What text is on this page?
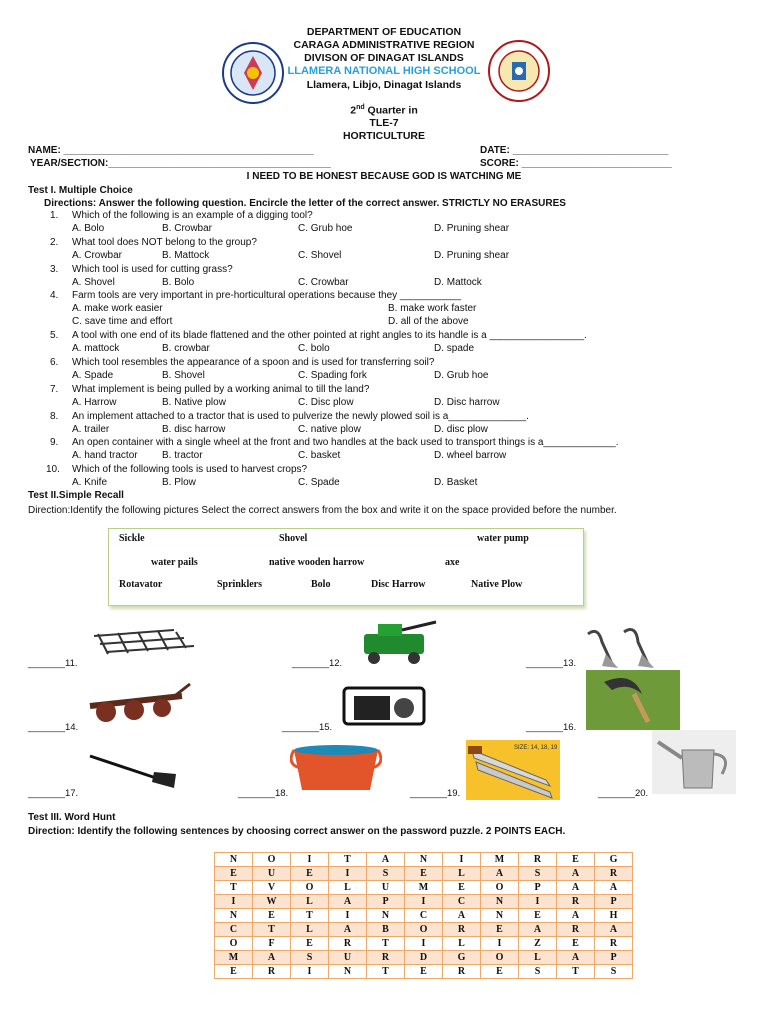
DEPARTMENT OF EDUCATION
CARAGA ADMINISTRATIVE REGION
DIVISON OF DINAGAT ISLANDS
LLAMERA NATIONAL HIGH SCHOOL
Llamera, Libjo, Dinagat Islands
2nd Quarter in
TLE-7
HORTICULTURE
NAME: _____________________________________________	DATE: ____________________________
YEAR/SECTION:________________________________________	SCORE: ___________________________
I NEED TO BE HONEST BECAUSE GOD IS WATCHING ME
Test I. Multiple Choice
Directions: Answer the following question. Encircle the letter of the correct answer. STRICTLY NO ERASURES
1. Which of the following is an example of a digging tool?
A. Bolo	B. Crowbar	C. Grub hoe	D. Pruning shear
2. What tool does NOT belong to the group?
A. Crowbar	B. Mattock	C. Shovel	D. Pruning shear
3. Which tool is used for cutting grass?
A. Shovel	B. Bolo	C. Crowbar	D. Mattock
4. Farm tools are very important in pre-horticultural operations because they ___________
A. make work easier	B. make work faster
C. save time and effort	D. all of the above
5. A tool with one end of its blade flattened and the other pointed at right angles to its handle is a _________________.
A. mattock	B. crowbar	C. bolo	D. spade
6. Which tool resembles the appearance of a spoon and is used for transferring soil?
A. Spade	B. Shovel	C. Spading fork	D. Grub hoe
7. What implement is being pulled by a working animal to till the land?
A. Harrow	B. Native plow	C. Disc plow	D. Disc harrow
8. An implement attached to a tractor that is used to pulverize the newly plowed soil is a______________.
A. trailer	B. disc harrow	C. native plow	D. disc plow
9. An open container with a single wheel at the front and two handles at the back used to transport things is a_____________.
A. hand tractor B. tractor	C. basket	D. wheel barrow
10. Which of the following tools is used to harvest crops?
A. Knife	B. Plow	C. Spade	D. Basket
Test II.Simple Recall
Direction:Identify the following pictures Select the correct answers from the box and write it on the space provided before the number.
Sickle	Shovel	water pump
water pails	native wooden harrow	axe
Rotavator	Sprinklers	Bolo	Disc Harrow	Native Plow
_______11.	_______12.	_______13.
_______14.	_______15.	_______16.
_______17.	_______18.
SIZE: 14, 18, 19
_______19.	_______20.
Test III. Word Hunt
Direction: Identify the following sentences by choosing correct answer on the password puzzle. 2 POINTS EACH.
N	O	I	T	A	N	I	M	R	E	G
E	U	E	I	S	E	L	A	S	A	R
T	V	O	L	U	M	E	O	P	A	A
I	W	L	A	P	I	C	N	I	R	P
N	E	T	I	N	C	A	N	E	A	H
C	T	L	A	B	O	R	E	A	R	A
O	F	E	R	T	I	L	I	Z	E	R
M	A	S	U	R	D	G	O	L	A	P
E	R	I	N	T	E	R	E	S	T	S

○ ○ ○ ○ ○ ○ ○

Repeat each entry exactly. Pictures do not belong in the copy.

What text is on this page?
DEPARTMENT OF EDUCATION
CARAGA ADMINISTRATIVE REGION
DIVISON OF DINAGAT ISLANDS
LLAMERA NATIONAL HIGH SCHOOL
Llamera, Libjo, Dinagat Islands
2nd Quarter in
TLE-7
HORTICULTURE
NAME: _____________________________________________	DATE: ____________________________
YEAR/SECTION:________________________________________	SCORE: ___________________________
I NEED TO BE HONEST BECAUSE GOD IS WATCHING ME
Test I. Multiple Choice
Directions: Answer the following question. Encircle the letter of the correct answer. STRICTLY NO ERASURES
1. Which of the following is an example of a digging tool?
A. Bolo	B. Crowbar	C. Grub hoe	D. Pruning shear
2. What tool does NOT belong to the group?
A. Crowbar	B. Mattock	C. Shovel	D. Pruning shear
3. Which tool is used for cutting grass?
A. Shovel	B. Bolo	C. Crowbar	D. Mattock
4. Farm tools are very important in pre-horticultural operations because they ___________
A. make work easier	B. make work faster
C. save time and effort	D. all of the above
5. A tool with one end of its blade flattened and the other pointed at right angles to its handle is a _________________.
A. mattock	B. crowbar	C. bolo	D. spade
6. Which tool resembles the appearance of a spoon and is used for transferring soil?
A. Spade	B. Shovel	C. Spading fork	D. Grub hoe
7. What implement is being pulled by a working animal to till the land?
A. Harrow	B. Native plow	C. Disc plow	D. Disc harrow
8. An implement attached to a tractor that is used to pulverize the newly plowed soil is a______________.
A. trailer	B. disc harrow	C. native plow	D. disc plow
9. An open container with a single wheel at the front and two handles at the back used to transport things is a_____________.
A. hand tractor B. tractor	C. basket	D. wheel barrow
10. Which of the following tools is used to harvest crops?
A. Knife	B. Plow	C. Spade	D. Basket
Test II.Simple Recall
Direction:Identify the following pictures Select the correct answers from the box and write it on the space provided before the number.
Sickle	Shovel	water pump
water pails	native wooden harrow	axe
Rotavator	Sprinklers	Bolo	Disc Harrow	Native Plow
_______11.	_______12.	_______13.
_______14.	_______15.	_______16.
_______17.	_______18.
SIZE: 14, 18, 19
_______19.	_______20.
Test III. Word Hunt
Direction: Identify the following sentences by choosing correct answer on the password puzzle. 2 POINTS EACH.
N	O	I	T	A	N	I	M	R	E	G
E	U	E	I	S	E	L	A	S	A	R
T	V	O	L	U	M	E	O	P	A	A
I	W	L	A	P	I	C	N	I	R	P
N	E	T	I	N	C	A	N	E	A	H
C	T	L	A	B	O	R	E	A	R	A
O	F	E	R	T	I	L	I	Z	E	R
M	A	S	U	R	D	G	O	L	A	P
E	R	I	N	T	E	R	E	S	T	S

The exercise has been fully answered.